■ EXERCISE
Write out these items line for line, with nothing changed.

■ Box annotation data
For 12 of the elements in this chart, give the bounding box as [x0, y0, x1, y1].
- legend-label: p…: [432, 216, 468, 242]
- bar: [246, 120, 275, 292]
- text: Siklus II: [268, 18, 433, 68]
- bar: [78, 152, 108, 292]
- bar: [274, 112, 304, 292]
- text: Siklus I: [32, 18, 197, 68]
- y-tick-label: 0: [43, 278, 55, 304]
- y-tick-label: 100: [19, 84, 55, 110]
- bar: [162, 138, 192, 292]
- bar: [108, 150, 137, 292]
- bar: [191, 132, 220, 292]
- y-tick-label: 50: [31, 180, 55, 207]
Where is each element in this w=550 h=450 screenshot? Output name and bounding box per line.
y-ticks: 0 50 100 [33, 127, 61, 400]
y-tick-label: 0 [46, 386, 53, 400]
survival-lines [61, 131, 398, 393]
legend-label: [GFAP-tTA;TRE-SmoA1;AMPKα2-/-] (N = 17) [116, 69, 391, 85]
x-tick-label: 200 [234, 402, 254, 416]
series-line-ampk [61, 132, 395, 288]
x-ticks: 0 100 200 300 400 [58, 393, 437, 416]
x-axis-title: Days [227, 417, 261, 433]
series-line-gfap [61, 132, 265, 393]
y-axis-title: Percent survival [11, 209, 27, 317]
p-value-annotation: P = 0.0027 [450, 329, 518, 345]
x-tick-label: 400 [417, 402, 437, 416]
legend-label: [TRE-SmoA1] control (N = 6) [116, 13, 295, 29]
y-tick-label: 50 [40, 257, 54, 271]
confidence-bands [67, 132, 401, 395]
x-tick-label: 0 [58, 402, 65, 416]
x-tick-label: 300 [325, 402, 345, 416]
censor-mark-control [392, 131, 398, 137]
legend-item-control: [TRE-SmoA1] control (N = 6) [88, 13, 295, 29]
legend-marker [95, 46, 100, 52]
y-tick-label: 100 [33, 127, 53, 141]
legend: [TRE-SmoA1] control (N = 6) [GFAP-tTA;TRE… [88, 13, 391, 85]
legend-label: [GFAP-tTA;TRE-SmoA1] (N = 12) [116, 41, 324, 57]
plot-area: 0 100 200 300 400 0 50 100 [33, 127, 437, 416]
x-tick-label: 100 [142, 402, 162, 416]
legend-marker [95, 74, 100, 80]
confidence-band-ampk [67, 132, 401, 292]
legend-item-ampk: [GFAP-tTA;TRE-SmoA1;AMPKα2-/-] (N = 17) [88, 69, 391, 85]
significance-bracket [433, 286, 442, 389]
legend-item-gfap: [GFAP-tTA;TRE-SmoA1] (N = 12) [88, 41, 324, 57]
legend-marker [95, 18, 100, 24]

■ WRITTEN RESPONSE
For 12 of the elements in this chart, give the bounding box as [x0, y0, x1, y1].
- legend-label: p…: [432, 216, 468, 242]
- bar: [246, 120, 275, 292]
- text: Siklus II: [268, 18, 433, 68]
- bar: [78, 152, 108, 292]
- bar: [274, 112, 304, 292]
- text: Siklus I: [32, 18, 197, 68]
- y-tick-label: 0: [43, 278, 55, 304]
- y-tick-label: 100: [19, 84, 55, 110]
- bar: [162, 138, 192, 292]
- bar: [108, 150, 137, 292]
- bar: [191, 132, 220, 292]
- y-tick-label: 50: [31, 180, 55, 207]
Where is each element in this w=550 h=450 screenshot? Output name and bounding box per line.
y-ticks: 0 50 100 [33, 127, 61, 400]
y-tick-label: 0 [46, 386, 53, 400]
survival-lines [61, 131, 398, 393]
legend-label: [GFAP-tTA;TRE-SmoA1;AMPKα2-/-] (N = 17) [116, 69, 391, 85]
x-tick-label: 200 [234, 402, 254, 416]
series-line-ampk [61, 132, 395, 288]
x-ticks: 0 100 200 300 400 [58, 393, 437, 416]
x-axis-title: Days [227, 417, 261, 433]
series-line-gfap [61, 132, 265, 393]
y-axis-title: Percent survival [11, 209, 27, 317]
p-value-annotation: P = 0.0027 [450, 329, 518, 345]
x-tick-label: 400 [417, 402, 437, 416]
legend-label: [TRE-SmoA1] control (N = 6) [116, 13, 295, 29]
y-tick-label: 50 [40, 257, 54, 271]
confidence-bands [67, 132, 401, 395]
x-tick-label: 0 [58, 402, 65, 416]
x-tick-label: 300 [325, 402, 345, 416]
censor-mark-control [392, 131, 398, 137]
legend-item-control: [TRE-SmoA1] control (N = 6) [88, 13, 295, 29]
legend-marker [95, 46, 100, 52]
y-tick-label: 100 [33, 127, 53, 141]
legend: [TRE-SmoA1] control (N = 6) [GFAP-tTA;TRE… [88, 13, 391, 85]
legend-label: [GFAP-tTA;TRE-SmoA1] (N = 12) [116, 41, 324, 57]
plot-area: 0 100 200 300 400 0 50 100 [33, 127, 437, 416]
x-tick-label: 100 [142, 402, 162, 416]
legend-marker [95, 74, 100, 80]
confidence-band-ampk [67, 132, 401, 292]
legend-item-ampk: [GFAP-tTA;TRE-SmoA1;AMPKα2-/-] (N = 17) [88, 69, 391, 85]
significance-bracket [433, 286, 442, 389]
legend-item-gfap: [GFAP-tTA;TRE-SmoA1] (N = 12) [88, 41, 324, 57]
legend-marker [95, 18, 100, 24]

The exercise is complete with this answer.